### Input records

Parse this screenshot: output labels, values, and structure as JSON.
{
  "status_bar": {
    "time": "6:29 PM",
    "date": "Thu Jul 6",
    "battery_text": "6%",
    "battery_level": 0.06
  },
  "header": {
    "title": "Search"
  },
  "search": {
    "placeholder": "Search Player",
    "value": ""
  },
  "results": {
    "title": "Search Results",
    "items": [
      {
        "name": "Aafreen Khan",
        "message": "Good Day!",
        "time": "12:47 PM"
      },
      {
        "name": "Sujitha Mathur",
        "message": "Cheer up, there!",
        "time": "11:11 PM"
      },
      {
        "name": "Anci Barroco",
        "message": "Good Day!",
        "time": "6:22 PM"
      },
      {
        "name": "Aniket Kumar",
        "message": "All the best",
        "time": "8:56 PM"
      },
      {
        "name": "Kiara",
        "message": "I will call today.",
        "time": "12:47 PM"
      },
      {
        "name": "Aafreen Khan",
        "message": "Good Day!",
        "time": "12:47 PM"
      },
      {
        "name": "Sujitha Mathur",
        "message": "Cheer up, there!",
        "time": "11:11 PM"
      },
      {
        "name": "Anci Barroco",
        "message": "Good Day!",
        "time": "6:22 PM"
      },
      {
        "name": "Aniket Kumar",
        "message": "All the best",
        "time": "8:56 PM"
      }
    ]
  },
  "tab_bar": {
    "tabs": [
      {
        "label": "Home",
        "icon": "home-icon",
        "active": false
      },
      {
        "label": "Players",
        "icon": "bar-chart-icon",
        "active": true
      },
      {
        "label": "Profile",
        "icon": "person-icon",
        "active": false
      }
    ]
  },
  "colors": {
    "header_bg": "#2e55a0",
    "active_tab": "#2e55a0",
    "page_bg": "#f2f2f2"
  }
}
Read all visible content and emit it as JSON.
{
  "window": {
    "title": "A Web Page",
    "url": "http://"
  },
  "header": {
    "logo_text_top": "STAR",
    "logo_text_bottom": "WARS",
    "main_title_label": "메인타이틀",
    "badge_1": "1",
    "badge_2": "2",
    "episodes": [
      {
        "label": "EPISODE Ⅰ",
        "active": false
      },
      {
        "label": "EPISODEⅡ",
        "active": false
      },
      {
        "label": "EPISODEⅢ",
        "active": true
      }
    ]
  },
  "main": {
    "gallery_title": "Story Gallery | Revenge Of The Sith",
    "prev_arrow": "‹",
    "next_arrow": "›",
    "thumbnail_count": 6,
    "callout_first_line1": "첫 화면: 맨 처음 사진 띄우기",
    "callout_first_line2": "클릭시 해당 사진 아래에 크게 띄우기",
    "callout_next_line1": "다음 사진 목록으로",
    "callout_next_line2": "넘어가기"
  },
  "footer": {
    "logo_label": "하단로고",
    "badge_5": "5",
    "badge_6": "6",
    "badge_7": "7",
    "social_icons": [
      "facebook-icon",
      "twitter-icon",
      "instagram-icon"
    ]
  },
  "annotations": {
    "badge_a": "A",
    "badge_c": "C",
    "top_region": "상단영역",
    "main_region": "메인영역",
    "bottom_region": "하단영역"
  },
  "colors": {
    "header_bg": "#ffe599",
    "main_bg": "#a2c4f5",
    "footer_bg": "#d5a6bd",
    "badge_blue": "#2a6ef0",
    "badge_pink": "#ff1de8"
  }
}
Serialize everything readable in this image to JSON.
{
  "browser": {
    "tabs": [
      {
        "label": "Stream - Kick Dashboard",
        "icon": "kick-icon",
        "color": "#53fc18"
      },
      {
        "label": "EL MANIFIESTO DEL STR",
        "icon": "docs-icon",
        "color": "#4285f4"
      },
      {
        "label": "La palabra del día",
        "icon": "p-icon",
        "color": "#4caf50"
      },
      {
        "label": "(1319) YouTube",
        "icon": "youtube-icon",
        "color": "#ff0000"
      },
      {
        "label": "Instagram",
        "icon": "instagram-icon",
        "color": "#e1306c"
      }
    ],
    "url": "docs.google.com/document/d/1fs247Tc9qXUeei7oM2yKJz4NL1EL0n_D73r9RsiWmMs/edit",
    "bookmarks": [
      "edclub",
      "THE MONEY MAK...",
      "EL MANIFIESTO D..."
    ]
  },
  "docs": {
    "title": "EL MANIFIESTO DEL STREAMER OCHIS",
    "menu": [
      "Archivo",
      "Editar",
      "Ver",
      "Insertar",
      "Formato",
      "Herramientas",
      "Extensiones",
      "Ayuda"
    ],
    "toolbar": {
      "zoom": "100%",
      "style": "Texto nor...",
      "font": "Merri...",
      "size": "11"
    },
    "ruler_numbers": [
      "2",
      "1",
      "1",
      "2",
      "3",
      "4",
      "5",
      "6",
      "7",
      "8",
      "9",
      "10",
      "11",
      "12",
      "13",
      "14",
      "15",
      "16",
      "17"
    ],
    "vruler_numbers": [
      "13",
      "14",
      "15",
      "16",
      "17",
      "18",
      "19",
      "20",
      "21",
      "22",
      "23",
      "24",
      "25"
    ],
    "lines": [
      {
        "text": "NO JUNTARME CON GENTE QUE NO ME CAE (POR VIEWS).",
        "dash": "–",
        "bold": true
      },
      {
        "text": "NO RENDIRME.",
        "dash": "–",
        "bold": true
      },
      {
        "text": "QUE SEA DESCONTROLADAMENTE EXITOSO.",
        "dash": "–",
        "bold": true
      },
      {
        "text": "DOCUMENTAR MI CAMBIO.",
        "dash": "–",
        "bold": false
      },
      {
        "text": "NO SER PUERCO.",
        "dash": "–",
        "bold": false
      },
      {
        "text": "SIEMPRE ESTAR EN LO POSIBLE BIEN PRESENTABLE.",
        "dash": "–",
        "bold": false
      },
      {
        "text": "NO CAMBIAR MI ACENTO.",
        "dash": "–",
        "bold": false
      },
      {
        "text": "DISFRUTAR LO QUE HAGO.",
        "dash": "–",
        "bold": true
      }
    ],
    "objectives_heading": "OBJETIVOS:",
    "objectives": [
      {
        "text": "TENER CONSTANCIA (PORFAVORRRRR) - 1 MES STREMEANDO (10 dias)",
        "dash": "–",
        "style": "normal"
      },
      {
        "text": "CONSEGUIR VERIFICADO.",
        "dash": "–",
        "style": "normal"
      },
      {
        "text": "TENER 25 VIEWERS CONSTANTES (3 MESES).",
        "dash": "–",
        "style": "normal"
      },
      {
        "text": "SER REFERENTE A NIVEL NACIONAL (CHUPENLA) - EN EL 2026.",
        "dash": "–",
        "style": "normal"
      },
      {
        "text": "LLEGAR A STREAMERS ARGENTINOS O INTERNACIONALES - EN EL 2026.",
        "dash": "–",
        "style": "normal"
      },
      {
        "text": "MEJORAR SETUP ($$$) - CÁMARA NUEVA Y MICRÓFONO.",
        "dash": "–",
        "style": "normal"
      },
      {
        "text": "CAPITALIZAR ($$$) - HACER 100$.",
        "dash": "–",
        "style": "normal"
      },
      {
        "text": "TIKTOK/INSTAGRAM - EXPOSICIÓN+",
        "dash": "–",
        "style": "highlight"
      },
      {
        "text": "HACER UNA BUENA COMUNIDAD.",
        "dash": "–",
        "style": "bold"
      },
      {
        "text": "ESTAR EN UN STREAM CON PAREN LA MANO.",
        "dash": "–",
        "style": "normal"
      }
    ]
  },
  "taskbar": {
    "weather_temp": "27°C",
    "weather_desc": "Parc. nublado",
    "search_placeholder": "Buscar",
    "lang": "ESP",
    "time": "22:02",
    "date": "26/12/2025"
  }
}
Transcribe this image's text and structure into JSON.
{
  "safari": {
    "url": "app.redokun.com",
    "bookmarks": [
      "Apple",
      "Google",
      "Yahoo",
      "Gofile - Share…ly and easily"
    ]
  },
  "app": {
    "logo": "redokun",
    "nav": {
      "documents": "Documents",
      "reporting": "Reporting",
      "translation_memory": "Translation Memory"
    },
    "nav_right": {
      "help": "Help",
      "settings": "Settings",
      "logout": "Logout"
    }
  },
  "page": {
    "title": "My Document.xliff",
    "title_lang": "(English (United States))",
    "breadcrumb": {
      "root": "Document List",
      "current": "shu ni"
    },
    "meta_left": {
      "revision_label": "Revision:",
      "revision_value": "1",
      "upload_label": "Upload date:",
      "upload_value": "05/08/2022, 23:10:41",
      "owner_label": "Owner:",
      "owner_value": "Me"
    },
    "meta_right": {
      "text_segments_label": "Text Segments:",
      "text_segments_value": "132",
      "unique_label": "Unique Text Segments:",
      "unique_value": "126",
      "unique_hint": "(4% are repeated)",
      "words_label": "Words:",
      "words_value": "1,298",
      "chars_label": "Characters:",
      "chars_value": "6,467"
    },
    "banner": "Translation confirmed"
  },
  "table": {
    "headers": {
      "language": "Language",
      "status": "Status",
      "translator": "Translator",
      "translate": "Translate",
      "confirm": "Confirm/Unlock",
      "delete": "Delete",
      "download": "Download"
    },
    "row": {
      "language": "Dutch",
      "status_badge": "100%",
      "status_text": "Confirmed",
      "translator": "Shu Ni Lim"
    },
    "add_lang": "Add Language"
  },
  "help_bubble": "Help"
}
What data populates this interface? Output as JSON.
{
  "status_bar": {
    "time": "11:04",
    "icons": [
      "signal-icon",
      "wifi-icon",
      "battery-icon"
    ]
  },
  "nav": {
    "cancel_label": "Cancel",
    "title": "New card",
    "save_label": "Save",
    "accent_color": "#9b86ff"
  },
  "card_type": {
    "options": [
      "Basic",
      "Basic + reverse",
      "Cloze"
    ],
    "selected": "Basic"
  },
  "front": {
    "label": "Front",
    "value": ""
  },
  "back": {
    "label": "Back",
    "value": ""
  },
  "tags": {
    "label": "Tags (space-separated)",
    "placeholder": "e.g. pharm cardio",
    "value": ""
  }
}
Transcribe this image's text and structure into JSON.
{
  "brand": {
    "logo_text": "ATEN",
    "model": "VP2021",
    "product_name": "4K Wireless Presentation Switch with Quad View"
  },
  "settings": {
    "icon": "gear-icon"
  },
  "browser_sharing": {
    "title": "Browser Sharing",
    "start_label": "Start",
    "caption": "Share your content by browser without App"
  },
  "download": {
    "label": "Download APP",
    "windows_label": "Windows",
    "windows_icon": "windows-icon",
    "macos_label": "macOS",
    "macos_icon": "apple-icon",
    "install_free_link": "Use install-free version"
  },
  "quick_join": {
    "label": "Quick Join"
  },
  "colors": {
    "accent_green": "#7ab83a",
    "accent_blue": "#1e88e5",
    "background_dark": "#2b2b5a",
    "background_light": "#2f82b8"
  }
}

### Exercise objective
Copy all lines from the material that contain "Translation".

### Result for this task
      "translation_memory": "Translation Memory"
    "banner": "Translation confirmed"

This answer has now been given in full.